Given task
Report how many lines in the records hold the string "type"; give the number and nothing else.

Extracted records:
-----

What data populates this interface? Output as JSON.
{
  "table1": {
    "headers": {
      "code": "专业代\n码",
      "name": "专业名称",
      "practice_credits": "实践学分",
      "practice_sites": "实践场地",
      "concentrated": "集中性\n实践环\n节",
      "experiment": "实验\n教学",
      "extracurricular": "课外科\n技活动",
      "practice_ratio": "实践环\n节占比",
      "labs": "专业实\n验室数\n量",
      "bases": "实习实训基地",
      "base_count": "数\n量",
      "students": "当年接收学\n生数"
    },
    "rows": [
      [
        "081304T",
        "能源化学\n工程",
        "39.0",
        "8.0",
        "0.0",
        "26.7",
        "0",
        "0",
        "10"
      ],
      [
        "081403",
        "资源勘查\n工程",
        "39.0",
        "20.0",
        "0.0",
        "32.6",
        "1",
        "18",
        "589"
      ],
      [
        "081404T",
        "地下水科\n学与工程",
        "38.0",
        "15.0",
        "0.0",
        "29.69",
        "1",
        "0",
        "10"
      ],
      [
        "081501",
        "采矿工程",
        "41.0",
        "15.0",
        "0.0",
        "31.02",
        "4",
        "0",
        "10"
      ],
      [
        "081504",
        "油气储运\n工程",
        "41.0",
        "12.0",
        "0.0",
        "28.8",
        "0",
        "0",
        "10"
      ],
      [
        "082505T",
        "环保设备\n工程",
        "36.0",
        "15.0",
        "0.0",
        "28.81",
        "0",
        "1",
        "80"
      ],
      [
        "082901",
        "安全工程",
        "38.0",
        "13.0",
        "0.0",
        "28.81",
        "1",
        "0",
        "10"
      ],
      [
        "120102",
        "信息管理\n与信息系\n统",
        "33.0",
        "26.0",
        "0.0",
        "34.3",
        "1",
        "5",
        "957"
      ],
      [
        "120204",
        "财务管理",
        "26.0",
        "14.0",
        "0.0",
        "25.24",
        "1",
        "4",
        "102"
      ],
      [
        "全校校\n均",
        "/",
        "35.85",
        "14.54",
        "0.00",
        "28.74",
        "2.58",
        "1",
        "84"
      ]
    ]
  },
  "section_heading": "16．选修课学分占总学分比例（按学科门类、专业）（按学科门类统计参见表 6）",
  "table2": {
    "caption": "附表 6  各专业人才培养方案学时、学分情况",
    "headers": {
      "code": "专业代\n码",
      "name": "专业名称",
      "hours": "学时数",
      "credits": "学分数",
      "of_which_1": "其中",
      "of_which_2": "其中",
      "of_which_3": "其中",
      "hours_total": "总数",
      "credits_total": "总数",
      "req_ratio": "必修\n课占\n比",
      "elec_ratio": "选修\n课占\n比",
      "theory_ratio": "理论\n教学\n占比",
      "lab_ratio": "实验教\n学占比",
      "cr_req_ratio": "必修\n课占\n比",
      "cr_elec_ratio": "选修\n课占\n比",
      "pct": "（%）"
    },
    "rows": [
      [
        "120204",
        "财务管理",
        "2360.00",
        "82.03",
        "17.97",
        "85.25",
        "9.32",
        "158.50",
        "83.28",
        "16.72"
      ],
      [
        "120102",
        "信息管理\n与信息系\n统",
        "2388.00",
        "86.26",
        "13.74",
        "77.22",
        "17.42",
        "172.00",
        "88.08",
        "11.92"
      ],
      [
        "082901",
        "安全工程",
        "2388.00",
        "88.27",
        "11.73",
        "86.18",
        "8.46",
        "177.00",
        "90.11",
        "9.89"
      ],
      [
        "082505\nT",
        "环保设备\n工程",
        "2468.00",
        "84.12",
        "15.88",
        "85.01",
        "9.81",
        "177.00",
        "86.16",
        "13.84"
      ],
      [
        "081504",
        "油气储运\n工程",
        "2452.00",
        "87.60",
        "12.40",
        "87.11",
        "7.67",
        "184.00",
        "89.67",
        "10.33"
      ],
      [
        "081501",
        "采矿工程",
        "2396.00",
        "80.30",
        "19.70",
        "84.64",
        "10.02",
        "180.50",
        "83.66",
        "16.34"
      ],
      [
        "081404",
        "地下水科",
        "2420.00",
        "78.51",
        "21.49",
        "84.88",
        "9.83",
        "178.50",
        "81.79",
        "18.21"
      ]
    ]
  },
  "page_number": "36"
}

-----

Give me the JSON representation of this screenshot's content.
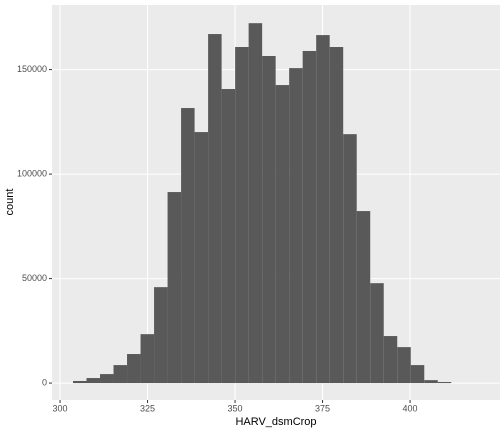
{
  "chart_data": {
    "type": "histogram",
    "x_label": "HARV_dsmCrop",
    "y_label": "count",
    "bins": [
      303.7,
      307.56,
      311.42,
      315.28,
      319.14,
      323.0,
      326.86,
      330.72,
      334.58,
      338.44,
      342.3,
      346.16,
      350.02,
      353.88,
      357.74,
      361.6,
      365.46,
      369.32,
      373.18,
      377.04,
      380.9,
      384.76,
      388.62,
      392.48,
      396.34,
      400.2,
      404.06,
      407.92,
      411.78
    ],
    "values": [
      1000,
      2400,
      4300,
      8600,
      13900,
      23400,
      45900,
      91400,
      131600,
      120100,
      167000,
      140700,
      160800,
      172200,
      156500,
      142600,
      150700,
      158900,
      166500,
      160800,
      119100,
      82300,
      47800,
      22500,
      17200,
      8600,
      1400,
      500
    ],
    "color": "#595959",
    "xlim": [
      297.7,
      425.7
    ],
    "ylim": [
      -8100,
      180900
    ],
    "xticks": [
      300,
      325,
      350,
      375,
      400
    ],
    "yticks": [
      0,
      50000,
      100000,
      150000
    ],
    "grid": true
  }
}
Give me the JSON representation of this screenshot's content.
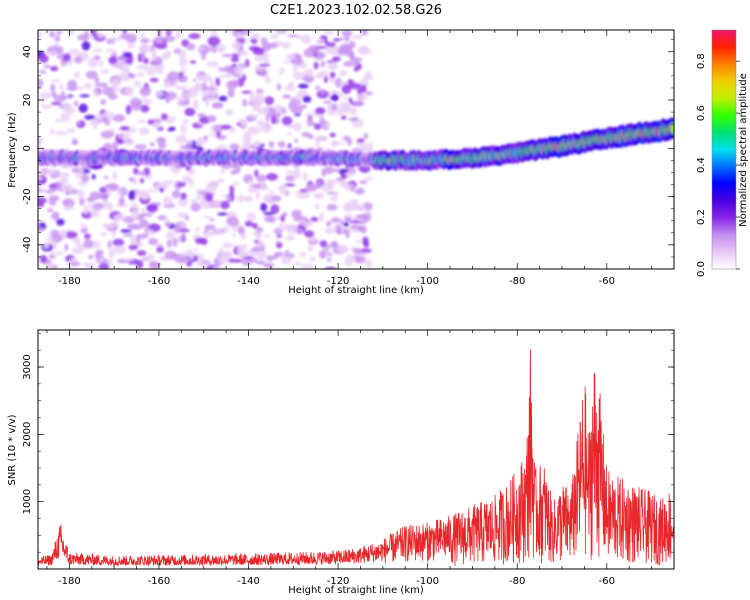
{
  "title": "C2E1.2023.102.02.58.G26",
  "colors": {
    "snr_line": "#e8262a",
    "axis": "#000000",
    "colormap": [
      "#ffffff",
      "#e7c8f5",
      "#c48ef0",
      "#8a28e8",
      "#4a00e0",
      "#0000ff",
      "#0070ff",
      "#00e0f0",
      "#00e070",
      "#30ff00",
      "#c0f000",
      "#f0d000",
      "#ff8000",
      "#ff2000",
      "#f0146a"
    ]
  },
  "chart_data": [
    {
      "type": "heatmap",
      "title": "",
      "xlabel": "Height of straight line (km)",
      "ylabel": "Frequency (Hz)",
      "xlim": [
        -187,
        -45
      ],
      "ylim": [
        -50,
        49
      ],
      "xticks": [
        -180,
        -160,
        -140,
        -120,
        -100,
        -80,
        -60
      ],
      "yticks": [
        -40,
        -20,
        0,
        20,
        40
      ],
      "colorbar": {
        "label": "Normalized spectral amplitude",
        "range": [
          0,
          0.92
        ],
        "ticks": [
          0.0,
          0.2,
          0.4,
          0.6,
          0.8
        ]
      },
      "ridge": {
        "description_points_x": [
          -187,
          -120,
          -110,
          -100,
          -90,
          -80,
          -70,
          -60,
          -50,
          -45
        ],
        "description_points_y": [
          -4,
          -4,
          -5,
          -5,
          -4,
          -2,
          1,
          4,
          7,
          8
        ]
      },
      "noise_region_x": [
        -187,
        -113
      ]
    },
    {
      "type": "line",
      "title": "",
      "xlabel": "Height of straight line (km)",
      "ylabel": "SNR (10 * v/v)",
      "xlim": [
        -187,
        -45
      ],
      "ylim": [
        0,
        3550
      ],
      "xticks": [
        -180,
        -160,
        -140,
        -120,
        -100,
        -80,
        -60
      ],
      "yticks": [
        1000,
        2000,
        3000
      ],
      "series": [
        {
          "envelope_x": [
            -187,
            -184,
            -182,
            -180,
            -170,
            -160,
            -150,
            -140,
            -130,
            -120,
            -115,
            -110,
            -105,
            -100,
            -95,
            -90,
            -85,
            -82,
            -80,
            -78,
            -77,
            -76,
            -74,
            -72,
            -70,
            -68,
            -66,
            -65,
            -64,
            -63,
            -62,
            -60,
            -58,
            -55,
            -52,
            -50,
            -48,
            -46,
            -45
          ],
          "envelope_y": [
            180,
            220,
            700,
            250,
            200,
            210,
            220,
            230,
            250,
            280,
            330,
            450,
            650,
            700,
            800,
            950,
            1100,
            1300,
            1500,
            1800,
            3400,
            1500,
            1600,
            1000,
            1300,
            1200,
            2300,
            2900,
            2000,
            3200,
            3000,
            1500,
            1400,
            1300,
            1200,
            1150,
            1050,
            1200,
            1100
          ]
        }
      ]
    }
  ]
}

-----

Completed exercise
3